§ **Exercise task**
Without omitting anything, retype the data that follows.

□ □ □ □

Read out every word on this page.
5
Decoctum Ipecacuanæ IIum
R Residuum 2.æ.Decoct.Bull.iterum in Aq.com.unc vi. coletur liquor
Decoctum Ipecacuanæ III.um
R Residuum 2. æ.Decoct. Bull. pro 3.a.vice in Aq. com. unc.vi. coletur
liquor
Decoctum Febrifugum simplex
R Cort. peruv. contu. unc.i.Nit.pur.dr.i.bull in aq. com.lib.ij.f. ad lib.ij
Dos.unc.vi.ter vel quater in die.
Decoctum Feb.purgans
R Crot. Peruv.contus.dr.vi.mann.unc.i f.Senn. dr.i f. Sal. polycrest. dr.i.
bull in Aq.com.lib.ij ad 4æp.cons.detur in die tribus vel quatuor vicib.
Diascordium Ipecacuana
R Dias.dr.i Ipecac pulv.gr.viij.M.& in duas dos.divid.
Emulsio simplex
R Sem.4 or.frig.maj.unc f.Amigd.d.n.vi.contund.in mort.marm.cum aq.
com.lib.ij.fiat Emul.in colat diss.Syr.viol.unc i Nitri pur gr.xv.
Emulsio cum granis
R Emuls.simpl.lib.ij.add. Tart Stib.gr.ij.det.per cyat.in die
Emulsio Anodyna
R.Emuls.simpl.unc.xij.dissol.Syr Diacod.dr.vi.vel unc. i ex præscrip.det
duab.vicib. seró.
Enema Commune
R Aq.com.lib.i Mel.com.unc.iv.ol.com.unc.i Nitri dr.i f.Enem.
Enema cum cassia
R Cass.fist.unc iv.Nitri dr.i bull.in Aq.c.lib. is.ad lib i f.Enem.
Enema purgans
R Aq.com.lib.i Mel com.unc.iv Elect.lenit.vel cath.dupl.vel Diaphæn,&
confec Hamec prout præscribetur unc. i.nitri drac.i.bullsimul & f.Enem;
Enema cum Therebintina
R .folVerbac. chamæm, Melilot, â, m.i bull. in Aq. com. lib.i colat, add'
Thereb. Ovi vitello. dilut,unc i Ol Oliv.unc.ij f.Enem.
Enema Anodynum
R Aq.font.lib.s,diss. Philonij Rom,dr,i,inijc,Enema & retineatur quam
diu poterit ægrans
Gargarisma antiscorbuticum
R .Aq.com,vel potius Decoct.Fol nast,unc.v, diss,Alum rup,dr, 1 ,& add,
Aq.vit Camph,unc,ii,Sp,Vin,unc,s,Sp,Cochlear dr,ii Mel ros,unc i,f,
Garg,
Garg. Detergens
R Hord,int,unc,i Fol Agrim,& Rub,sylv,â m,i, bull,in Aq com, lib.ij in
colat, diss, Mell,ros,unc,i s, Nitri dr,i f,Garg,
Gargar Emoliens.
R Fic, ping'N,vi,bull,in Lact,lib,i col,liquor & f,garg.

□ □ □ □

§ **Response to the exercise**
Read out every word on this page.
5
Decoctum Ipecacuanæ IIum
R Residuum 2.æ.Decoct.Bull.iterum in Aq.com.unc vi. coletur liquor
Decoctum Ipecacuanæ III.um
R Residuum 2. æ.Decoct. Bull. pro 3.a.vice in Aq. com. unc.vi. coletur
liquor
Decoctum Febrifugum simplex
R Cort. peruv. contu. unc.i.Nit.pur.dr.i.bull in aq. com.lib.ij.f. ad lib.ij
Dos.unc.vi.ter vel quater in die.
Decoctum Feb.purgans
R Crot. Peruv.contus.dr.vi.mann.unc.i f.Senn. dr.i f. Sal. polycrest. dr.i.
bull in Aq.com.lib.ij ad 4æp.cons.detur in die tribus vel quatuor vicib.
Diascordium Ipecacuana
R Dias.dr.i Ipecac pulv.gr.viij.M.& in duas dos.divid.
Emulsio simplex
R Sem.4 or.frig.maj.unc f.Amigd.d.n.vi.contund.in mort.marm.cum aq.
com.lib.ij.fiat Emul.in colat diss.Syr.viol.unc i Nitri pur gr.xv.
Emulsio cum granis
R Emuls.simpl.lib.ij.add. Tart Stib.gr.ij.det.per cyat.in die
Emulsio Anodyna
R.Emuls.simpl.unc.xij.dissol.Syr Diacod.dr.vi.vel unc. i ex præscrip.det
duab.vicib. seró.
Enema Commune
R Aq.com.lib.i Mel.com.unc.iv.ol.com.unc.i Nitri dr.i f.Enem.
Enema cum cassia
R Cass.fist.unc iv.Nitri dr.i bull.in Aq.c.lib. is.ad lib i f.Enem.
Enema purgans
R Aq.com.lib.i Mel com.unc.iv Elect.lenit.vel cath.dupl.vel Diaphæn,&
confec Hamec prout præscribetur unc. i.nitri drac.i.bullsimul & f.Enem;
Enema cum Therebintina
R .folVerbac. chamæm, Melilot, â, m.i bull. in Aq. com. lib.i colat, add'
Thereb. Ovi vitello. dilut,unc i Ol Oliv.unc.ij f.Enem.
Enema Anodynum
R Aq.font.lib.s,diss. Philonij Rom,dr,i,inijc,Enema & retineatur quam
diu poterit ægrans
Gargarisma antiscorbuticum
R .Aq.com,vel potius Decoct.Fol nast,unc.v, diss,Alum rup,dr, 1 ,& add,
Aq.vit Camph,unc,ii,Sp,Vin,unc,s,Sp,Cochlear dr,ii Mel ros,unc i,f,
Garg,
Garg. Detergens
R Hord,int,unc,i Fol Agrim,& Rub,sylv,â m,i, bull,in Aq com, lib.ij in
colat, diss, Mell,ros,unc,i s, Nitri dr,i f,Garg,
Gargar Emoliens.
R Fic, ping'N,vi,bull,in Lact,lib,i col,liquor & f,garg.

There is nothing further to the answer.